:: EXERCISE DATA ::
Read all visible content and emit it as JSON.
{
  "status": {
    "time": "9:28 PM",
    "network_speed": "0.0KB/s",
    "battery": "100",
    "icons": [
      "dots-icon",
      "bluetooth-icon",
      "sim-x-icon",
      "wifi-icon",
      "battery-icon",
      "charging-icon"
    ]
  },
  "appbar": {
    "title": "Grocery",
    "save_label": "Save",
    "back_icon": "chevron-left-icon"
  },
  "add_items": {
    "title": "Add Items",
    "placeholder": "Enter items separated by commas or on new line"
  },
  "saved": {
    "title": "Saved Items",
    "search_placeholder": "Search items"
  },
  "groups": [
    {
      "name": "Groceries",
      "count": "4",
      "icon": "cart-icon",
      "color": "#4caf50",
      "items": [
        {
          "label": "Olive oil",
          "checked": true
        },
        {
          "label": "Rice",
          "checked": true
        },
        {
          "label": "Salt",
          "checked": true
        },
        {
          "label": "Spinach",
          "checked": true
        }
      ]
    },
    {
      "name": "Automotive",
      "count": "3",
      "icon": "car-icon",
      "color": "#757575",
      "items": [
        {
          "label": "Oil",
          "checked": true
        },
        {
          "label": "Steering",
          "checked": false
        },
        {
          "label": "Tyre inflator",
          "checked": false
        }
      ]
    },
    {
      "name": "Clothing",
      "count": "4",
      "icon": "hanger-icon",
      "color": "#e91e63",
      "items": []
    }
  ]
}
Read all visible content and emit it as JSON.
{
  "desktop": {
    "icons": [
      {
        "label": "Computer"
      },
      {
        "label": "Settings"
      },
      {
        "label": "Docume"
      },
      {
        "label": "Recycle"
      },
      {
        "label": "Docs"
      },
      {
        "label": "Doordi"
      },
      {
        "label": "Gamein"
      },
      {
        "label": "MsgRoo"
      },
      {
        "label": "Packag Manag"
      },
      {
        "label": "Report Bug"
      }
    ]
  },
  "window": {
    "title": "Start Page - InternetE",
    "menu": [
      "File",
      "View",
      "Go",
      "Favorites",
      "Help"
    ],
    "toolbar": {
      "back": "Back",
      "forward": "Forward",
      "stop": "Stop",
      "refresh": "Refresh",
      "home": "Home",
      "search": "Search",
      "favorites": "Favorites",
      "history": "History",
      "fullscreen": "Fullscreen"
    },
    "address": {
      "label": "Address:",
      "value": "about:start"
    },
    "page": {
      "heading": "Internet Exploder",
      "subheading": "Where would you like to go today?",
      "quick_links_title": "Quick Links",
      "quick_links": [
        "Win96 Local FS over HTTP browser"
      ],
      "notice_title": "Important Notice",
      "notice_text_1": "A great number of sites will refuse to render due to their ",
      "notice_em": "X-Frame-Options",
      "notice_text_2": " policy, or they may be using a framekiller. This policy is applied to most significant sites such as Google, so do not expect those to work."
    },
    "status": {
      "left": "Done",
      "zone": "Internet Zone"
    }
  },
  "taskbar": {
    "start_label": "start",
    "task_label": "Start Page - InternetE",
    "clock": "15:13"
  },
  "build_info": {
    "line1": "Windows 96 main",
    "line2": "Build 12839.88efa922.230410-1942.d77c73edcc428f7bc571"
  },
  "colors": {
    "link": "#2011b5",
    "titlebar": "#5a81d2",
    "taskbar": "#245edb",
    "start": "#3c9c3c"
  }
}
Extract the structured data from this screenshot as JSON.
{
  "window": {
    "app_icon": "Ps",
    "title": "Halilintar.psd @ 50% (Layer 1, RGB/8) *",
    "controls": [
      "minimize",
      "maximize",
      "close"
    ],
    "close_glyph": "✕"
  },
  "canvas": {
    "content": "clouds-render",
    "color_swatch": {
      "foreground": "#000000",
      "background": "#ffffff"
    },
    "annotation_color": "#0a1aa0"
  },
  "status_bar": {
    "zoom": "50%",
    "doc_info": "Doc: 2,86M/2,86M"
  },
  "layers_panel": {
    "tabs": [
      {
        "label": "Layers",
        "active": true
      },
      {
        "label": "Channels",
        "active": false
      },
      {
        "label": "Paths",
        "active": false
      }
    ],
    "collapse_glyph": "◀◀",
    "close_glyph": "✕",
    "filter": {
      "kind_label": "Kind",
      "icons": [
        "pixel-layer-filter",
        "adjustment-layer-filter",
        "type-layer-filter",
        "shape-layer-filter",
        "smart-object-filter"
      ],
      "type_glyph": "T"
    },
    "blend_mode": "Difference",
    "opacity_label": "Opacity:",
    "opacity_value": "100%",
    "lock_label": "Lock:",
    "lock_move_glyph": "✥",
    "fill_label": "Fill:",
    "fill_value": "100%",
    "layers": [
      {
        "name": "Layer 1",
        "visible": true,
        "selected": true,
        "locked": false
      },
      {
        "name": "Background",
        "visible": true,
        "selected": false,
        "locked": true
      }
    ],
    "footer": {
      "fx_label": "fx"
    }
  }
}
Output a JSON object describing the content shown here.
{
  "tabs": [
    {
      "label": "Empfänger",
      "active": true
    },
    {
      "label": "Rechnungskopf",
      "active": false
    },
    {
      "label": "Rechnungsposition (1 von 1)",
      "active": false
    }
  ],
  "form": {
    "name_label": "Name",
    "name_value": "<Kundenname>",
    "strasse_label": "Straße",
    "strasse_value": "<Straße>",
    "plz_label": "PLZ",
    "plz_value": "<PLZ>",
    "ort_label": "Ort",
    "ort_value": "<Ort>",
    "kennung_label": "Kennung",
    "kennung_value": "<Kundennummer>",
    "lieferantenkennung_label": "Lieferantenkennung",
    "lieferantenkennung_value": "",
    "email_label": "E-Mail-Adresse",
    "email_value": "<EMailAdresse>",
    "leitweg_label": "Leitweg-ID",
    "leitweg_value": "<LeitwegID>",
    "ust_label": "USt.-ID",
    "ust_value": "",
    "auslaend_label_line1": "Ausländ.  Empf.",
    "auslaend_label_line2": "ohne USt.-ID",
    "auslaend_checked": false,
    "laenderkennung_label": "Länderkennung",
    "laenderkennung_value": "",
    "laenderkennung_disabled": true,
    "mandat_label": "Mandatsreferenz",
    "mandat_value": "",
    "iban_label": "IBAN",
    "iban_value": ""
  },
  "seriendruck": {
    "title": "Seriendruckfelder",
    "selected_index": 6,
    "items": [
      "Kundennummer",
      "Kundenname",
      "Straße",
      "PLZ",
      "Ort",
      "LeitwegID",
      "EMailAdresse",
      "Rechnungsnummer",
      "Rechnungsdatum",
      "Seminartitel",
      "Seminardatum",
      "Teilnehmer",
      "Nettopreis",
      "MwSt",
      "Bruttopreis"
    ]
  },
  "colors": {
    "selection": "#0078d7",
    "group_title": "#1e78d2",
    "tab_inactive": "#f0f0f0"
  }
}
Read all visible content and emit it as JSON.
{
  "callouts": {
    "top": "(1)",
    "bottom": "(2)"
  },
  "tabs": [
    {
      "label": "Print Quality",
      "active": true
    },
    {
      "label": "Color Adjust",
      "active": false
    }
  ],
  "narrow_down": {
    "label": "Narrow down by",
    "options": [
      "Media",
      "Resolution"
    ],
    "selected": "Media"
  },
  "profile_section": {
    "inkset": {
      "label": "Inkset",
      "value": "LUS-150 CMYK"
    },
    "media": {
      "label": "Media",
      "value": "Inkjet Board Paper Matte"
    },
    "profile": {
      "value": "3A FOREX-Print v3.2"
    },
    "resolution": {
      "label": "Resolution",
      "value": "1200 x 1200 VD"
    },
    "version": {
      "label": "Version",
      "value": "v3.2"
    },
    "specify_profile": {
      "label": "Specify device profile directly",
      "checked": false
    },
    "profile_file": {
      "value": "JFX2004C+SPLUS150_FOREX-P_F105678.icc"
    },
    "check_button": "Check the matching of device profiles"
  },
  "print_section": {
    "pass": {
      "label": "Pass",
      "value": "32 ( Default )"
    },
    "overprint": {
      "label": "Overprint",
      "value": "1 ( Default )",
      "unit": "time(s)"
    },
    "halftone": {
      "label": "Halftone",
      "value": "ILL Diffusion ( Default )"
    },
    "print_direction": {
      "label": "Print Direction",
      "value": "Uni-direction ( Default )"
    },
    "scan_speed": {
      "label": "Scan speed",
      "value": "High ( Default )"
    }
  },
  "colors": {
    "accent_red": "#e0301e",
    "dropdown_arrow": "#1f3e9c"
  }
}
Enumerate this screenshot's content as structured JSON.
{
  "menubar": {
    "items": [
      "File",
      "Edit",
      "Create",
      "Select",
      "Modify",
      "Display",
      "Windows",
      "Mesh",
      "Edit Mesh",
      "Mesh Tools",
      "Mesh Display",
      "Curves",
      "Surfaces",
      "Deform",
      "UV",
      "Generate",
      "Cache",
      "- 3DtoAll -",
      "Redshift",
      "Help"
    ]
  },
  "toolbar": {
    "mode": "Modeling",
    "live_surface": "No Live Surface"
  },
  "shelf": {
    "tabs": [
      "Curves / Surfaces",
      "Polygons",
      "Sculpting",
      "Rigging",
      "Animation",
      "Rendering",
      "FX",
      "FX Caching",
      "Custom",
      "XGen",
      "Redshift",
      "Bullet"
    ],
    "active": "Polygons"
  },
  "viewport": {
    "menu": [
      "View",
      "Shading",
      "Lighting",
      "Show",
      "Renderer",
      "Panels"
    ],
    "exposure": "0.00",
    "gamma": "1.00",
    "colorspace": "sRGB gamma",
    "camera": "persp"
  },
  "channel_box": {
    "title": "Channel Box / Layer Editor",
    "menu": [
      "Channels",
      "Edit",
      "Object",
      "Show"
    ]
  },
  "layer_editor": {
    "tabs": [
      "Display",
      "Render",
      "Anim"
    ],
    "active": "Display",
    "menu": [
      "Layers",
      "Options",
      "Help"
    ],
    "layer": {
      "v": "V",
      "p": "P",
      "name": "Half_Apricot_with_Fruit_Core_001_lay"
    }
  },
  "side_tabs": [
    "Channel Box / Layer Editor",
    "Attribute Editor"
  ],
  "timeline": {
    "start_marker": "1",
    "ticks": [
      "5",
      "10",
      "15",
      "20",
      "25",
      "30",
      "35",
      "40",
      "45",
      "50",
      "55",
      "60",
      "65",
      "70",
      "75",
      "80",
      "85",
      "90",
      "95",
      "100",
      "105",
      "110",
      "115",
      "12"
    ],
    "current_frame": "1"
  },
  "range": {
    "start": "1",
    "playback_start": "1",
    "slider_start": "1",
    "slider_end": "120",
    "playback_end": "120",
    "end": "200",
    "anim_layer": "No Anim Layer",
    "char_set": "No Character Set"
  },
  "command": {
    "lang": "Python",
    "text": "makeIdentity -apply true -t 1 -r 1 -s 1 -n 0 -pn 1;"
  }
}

:: YOUR TASK ::
Your task is to report how many lines of the material include the string "LeitwegID". Give the number and no other words.

:: EXERCISE ANSWER ::
2